*Exercise objective:*
Extract every record, keeping each one exactly as it is.

*Entries provided:*

********

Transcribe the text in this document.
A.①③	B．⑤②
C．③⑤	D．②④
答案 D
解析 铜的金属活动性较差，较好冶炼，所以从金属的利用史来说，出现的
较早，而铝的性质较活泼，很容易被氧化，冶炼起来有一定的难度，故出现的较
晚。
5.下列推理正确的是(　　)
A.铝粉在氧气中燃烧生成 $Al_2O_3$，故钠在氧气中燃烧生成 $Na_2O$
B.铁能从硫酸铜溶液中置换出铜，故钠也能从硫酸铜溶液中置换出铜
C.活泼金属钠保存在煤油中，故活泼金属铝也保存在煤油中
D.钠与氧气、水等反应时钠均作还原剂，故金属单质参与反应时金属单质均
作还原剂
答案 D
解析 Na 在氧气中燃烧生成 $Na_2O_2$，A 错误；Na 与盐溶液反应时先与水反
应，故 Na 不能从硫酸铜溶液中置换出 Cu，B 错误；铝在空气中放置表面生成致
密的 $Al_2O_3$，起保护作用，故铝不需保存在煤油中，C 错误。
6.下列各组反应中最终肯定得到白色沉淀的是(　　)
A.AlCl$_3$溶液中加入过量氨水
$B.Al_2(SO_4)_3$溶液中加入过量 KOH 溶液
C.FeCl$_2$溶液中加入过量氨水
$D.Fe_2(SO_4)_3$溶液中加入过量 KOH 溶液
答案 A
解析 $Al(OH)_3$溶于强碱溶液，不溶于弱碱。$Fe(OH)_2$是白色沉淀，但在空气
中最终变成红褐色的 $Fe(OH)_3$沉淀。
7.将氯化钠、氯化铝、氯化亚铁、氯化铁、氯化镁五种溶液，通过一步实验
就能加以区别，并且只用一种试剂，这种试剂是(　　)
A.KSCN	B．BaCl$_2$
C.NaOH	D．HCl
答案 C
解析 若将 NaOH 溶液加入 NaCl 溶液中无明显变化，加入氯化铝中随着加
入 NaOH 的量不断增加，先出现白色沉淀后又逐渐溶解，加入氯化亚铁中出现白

********

*Solved problem:*
Transcribe the text in this document.
A.①③	B．⑤②
C．③⑤	D．②④
答案 D
解析 铜的金属活动性较差，较好冶炼，所以从金属的利用史来说，出现的
较早，而铝的性质较活泼，很容易被氧化，冶炼起来有一定的难度，故出现的较
晚。
5.下列推理正确的是(　　)
A.铝粉在氧气中燃烧生成 $Al_2O_3$，故钠在氧气中燃烧生成 $Na_2O$
B.铁能从硫酸铜溶液中置换出铜，故钠也能从硫酸铜溶液中置换出铜
C.活泼金属钠保存在煤油中，故活泼金属铝也保存在煤油中
D.钠与氧气、水等反应时钠均作还原剂，故金属单质参与反应时金属单质均
作还原剂
答案 D
解析 Na 在氧气中燃烧生成 $Na_2O_2$，A 错误；Na 与盐溶液反应时先与水反
应，故 Na 不能从硫酸铜溶液中置换出 Cu，B 错误；铝在空气中放置表面生成致
密的 $Al_2O_3$，起保护作用，故铝不需保存在煤油中，C 错误。
6.下列各组反应中最终肯定得到白色沉淀的是(　　)
A.AlCl$_3$溶液中加入过量氨水
$B.Al_2(SO_4)_3$溶液中加入过量 KOH 溶液
C.FeCl$_2$溶液中加入过量氨水
$D.Fe_2(SO_4)_3$溶液中加入过量 KOH 溶液
答案 A
解析 $Al(OH)_3$溶于强碱溶液，不溶于弱碱。$Fe(OH)_2$是白色沉淀，但在空气
中最终变成红褐色的 $Fe(OH)_3$沉淀。
7.将氯化钠、氯化铝、氯化亚铁、氯化铁、氯化镁五种溶液，通过一步实验
就能加以区别，并且只用一种试剂，这种试剂是(　　)
A.KSCN	B．BaCl$_2$
C.NaOH	D．HCl
答案 C
解析 若将 NaOH 溶液加入 NaCl 溶液中无明显变化，加入氯化铝中随着加
入 NaOH 的量不断增加，先出现白色沉淀后又逐渐溶解，加入氯化亚铁中出现白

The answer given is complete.